- [The task]
Scan the material below for the string "icon", and copy every line where it shows up.

┄┄┄┄┄┄┄┄┄┄

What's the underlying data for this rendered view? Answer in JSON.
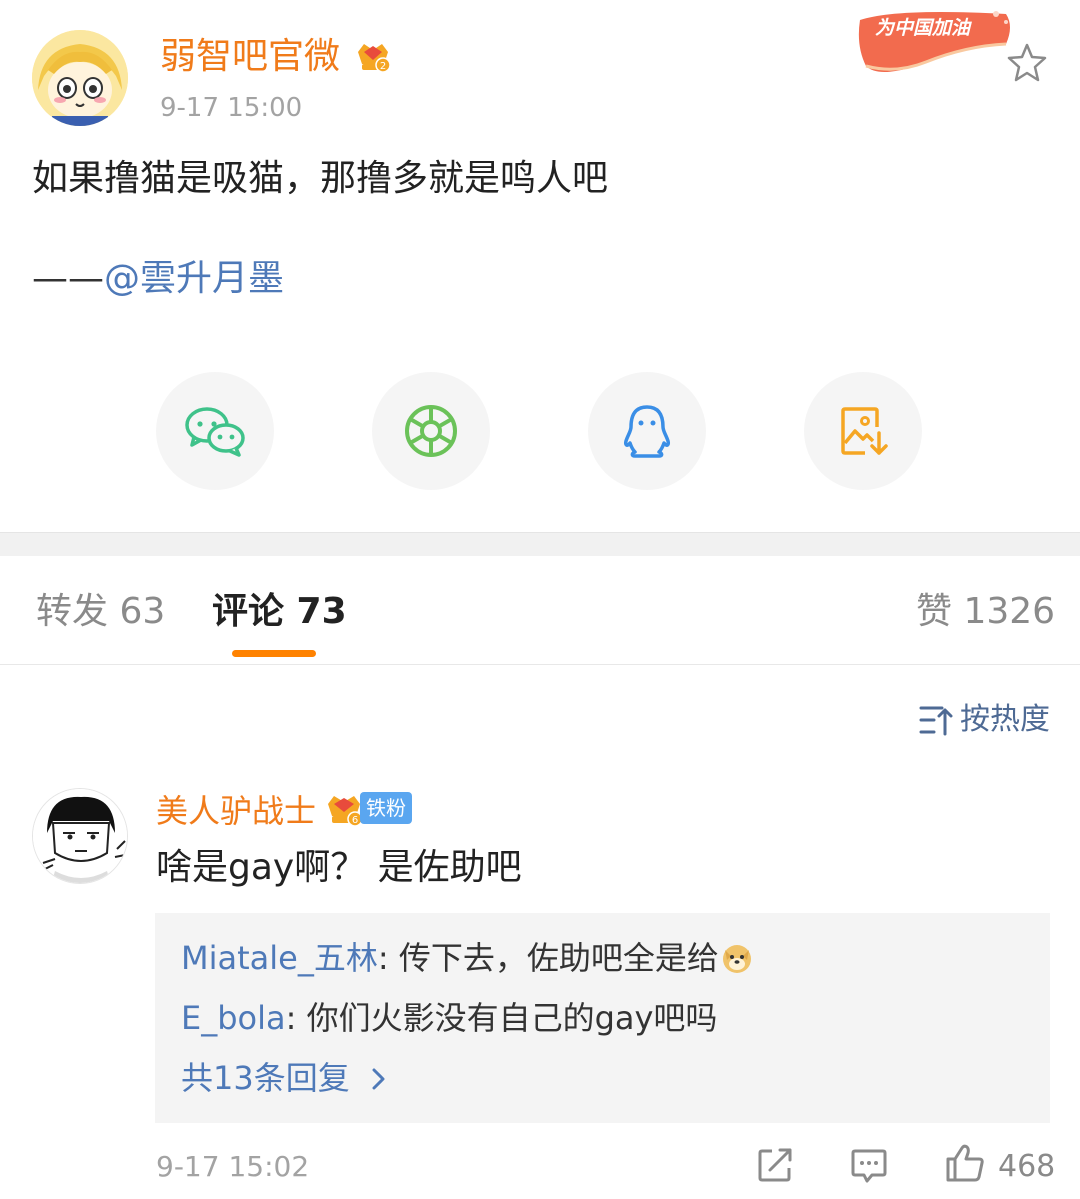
{
  "post": {
    "author": "弱智吧官微",
    "time": "9-17 15:00",
    "campaign_badge": "为中国加油",
    "text": "如果撸猫是吸猫，那撸多就是鸣人吧",
    "sign_dash": "——",
    "sign_mention": "@雲升月墨"
  },
  "share": [
    {
      "name": "wechat-icon",
      "color": "#3fc28a"
    },
    {
      "name": "moments-icon",
      "color": "#6bc259"
    },
    {
      "name": "qq-icon",
      "color": "#3a8ee6"
    },
    {
      "name": "save-image-icon",
      "color": "#f5a623"
    }
  ],
  "tabs": {
    "repost": "转发 63",
    "comments": "评论 73",
    "likes": "赞 1326"
  },
  "sort": {
    "label": "按热度"
  },
  "comment": {
    "author": "美人驴战士",
    "vip_level": "6",
    "fan_badge": "铁粉",
    "text": "啥是gay啊？  是佐助吧",
    "replies": [
      {
        "user": "Miatale_五林",
        "sep": ": ",
        "text": "传下去，佐助吧全是给"
      },
      {
        "user": "E_bola",
        "sep": ": ",
        "text": "你们火影没有自己的gay吧吗"
      }
    ],
    "more_replies": "共13条回复",
    "time": "9-17 15:02",
    "like_count": "468"
  },
  "colors": {
    "accent": "#ff8200",
    "author_orange": "#f07b1a",
    "link_blue": "#4e79b8"
  }
}
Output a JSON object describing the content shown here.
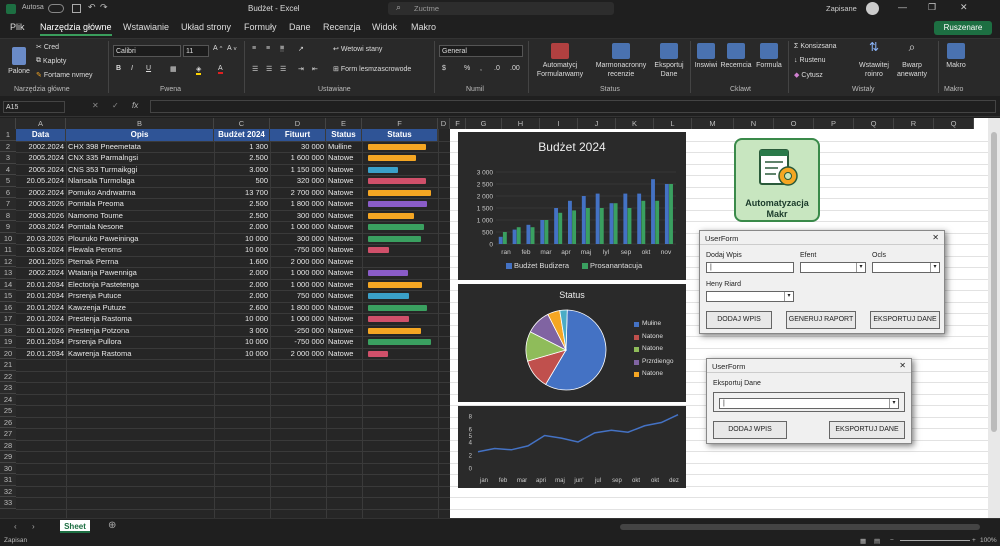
{
  "titlebar": {
    "autosave": "Autosa",
    "title": "Budżet - Excel",
    "search_placeholder": "Zuctme",
    "saved": "Zapisane"
  },
  "ribbon_tabs": [
    "Plik",
    "Narzędzia główne",
    "Wstawianie",
    "Układ strony",
    "Formuły",
    "Dane",
    "Recenzja",
    "Widok",
    "Makro"
  ],
  "share_label": "Ruszenare",
  "ribbon": {
    "paste": "Palone",
    "clip_items": [
      "Cred",
      "Kaploty",
      "Fortame nvmey"
    ],
    "group_clip": "Narzędzia główne",
    "font": "Calibri",
    "font_size": "11",
    "group_font": "Fwena",
    "wrap": "Wetowi stany",
    "merge": "Form lesmzascrowode",
    "group_align": "Ustawiane",
    "number_format": "General",
    "group_number": "Numil",
    "styles_btns": [
      "Automatycj Formularwamy",
      "Marmonacronny recenzie",
      "Eksportuj Dane"
    ],
    "group_styles": "Status",
    "cells_btns": [
      "Inswiwi",
      "Recemcia",
      "Formula"
    ],
    "group_cells": "Cklawt",
    "edit_items": [
      "Konsizsana",
      "Rustenu",
      "Cytusz"
    ],
    "edit_btns": [
      "Wstawitej roinro",
      "Bwarp anewanty"
    ],
    "group_edit": "Wistaly",
    "macro_btn": "Makro",
    "group_macro": "Makro"
  },
  "formula_bar": {
    "cell_ref": "A15",
    "fx": "fx"
  },
  "columns": [
    "A",
    "B",
    "C",
    "D",
    "E",
    "F",
    "D",
    "F",
    "G",
    "H",
    "I",
    "J",
    "K",
    "L",
    "M",
    "N",
    "O",
    "P",
    "Q",
    "R",
    "Q"
  ],
  "table": {
    "headers": [
      "Data",
      "Opis",
      "Budżet 2024",
      "Fituurt",
      "Status",
      "Status"
    ],
    "rows": [
      [
        "2002.2024",
        "CHX 398 Pneemetata",
        "1 300",
        "30 000",
        "Mułline",
        "#f5a623"
      ],
      [
        "2005.2024",
        "CNX 335 Parmalngsi",
        "2.500",
        "1 600 000",
        "Natowe",
        "#f5a623"
      ],
      [
        "2005.2024",
        "CNS 353 Turmaikggi",
        "3.000",
        "1 150 000",
        "Natowe",
        "#3aa0c8"
      ],
      [
        "20.05.2024",
        "Nlansala Turmolaga",
        "500",
        "320 000",
        "Natowe",
        "#d0506a"
      ],
      [
        "2002.2024",
        "Pomuko Andrwatrna",
        "13 700",
        "2 700 000",
        "Natowe",
        "#f5a623"
      ],
      [
        "2003.2026",
        "Pomtala Preoma",
        "2.500",
        "1 800 000",
        "Natowe",
        "#8a5cc8"
      ],
      [
        "2003.2026",
        "Namomo Toume",
        "2.500",
        "300 000",
        "Natowe",
        "#f5a623"
      ],
      [
        "2003.2024",
        "Pomtala Nesone",
        "2.000",
        "1 000 000",
        "Natowe",
        "#3aa060"
      ],
      [
        "20.03.2026",
        "Plouruko Paweininga",
        "10 000",
        "300 000",
        "Natowe",
        "#3aa060"
      ],
      [
        "20.03.2024",
        "Flewala Peroms",
        "10 000",
        "-750 000",
        "Natowe",
        "#d0506a"
      ],
      [
        "2001.2025",
        "Pternak Perrna",
        "1.600",
        "2 000 000",
        "Natowe",
        ""
      ],
      [
        "2002.2024",
        "Wtatanja Pawenniga",
        "2.000",
        "1 000 000",
        "Natowe",
        "#8a5cc8"
      ],
      [
        "20.01.2034",
        "Electonja Pastetenga",
        "2.000",
        "1 000 000",
        "Natowe",
        "#f5a623"
      ],
      [
        "20.01.2034",
        "Prsrenja Putuce",
        "2.000",
        "750 000",
        "Natowe",
        "#3aa0c8"
      ],
      [
        "20.01.2024",
        "Kawzenja Putuze",
        "2.600",
        "1 800 000",
        "Natowe",
        "#3aa060"
      ],
      [
        "20.01.2024",
        "Prestenja Rastoma",
        "10 000",
        "1 000 000",
        "Natowe",
        "#d0506a"
      ],
      [
        "20.01.2026",
        "Prestenja Potzona",
        "3 000",
        "-250 000",
        "Natowe",
        "#f5a623"
      ],
      [
        "20.01.2034",
        "Prsrenja Pullora",
        "10 000",
        "-750 000",
        "Natowe",
        "#3aa060"
      ],
      [
        "20.01.2034",
        "Kawrenja Rastoma",
        "10 000",
        "2 000 000",
        "Natowe",
        "#d0506a"
      ]
    ]
  },
  "bar_fills": [
    0.88,
    0.72,
    0.46,
    0.88,
    0.95,
    0.9,
    0.7,
    0.85,
    0.8,
    0.32,
    0,
    0.6,
    0.82,
    0.62,
    0.9,
    0.62,
    0.8,
    0.95,
    0.3
  ],
  "row_count": 40,
  "chart_data": [
    {
      "type": "bar",
      "title": "Budżet 2024",
      "categories": [
        "ran",
        "feb",
        "mar",
        "apr",
        "maj",
        "lyl",
        "sep",
        "okt",
        "nov"
      ],
      "ylim": [
        0,
        3000
      ],
      "yticks": [
        "0",
        "500",
        "1 000",
        "1 500",
        "2 000",
        "2 500",
        "3 000"
      ],
      "series": [
        {
          "name": "Budżet Budizera",
          "color": "#4472c4",
          "values": [
            300,
            600,
            800,
            1000,
            1500,
            1800,
            2000,
            2100,
            1700,
            2100,
            2100,
            2700,
            2500
          ]
        },
        {
          "name": "Prosanantacuja",
          "color": "#3aa060",
          "values": [
            500,
            700,
            700,
            1000,
            1300,
            1400,
            1500,
            1500,
            1700,
            1500,
            1800,
            1800,
            2500
          ]
        }
      ]
    },
    {
      "type": "pie",
      "title": "Status",
      "slices": [
        {
          "label": "Mułine",
          "value": 58,
          "color": "#4472c4"
        },
        {
          "label": "Natone",
          "value": 12,
          "color": "#c0504d"
        },
        {
          "label": "Natone",
          "value": 12,
          "color": "#8fbc5a"
        },
        {
          "label": "Przrdiengo",
          "value": 10,
          "color": "#8064a2"
        },
        {
          "label": "Natone",
          "value": 5,
          "color": "#f5a623"
        },
        {
          "label": "",
          "value": 3,
          "color": "#4bacc6"
        }
      ]
    },
    {
      "type": "line",
      "categories": [
        "jan",
        "feb",
        "mar",
        "apri",
        "maj",
        "jun'",
        "jul",
        "sep",
        "okt",
        "okt",
        "dez"
      ],
      "ylim": [
        0,
        8
      ],
      "yticks": [
        "0",
        "2",
        "4",
        "5",
        "6",
        "8"
      ],
      "series": [
        {
          "name": "",
          "color": "#4472c4",
          "values": [
            2.5,
            3,
            2.8,
            3.4,
            5,
            4.6,
            4,
            5.4,
            5.8,
            5.5,
            6.5,
            7,
            8.2
          ]
        }
      ]
    }
  ],
  "macro_button": {
    "line1": "Automatyzacja",
    "line2": "Makr"
  },
  "userform1": {
    "title": "UserForm",
    "label_add": "Dodaj Wpis",
    "label_efent": "Efent",
    "label_ocls": "Ocls",
    "label_heny": "Heny Riard",
    "btn_add": "DODAJ WPIS",
    "btn_report": "GENERUJ RAPORT",
    "btn_export": "EKSPORTUJ DANE"
  },
  "userform2": {
    "title": "UserForm",
    "label_export": "Eksportuj Dane",
    "btn_add": "DODAJ WPIS",
    "btn_export": "EKSPORTUJ DANE"
  },
  "sheet_tab": "Sheet",
  "status": {
    "left": "Zapisan",
    "zoom": "100%"
  }
}
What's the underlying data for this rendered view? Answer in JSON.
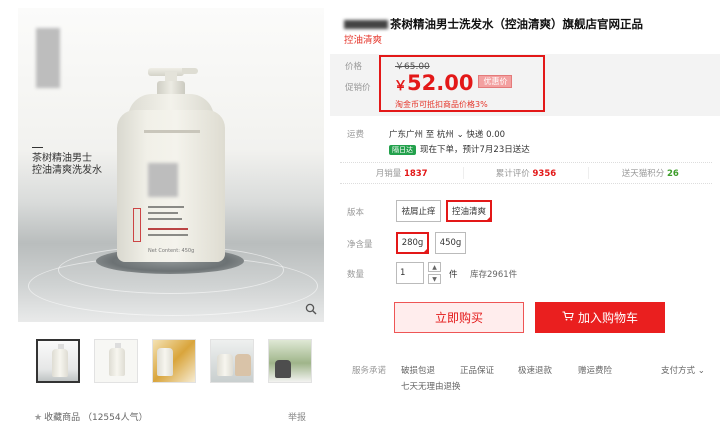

┄┄┄┄┄┄┄┄┄┄

- [Result]
      "name": "wechat-icon",
      "name": "moments-icon",
      "name": "qq-icon",
      "name": "save-image-icon",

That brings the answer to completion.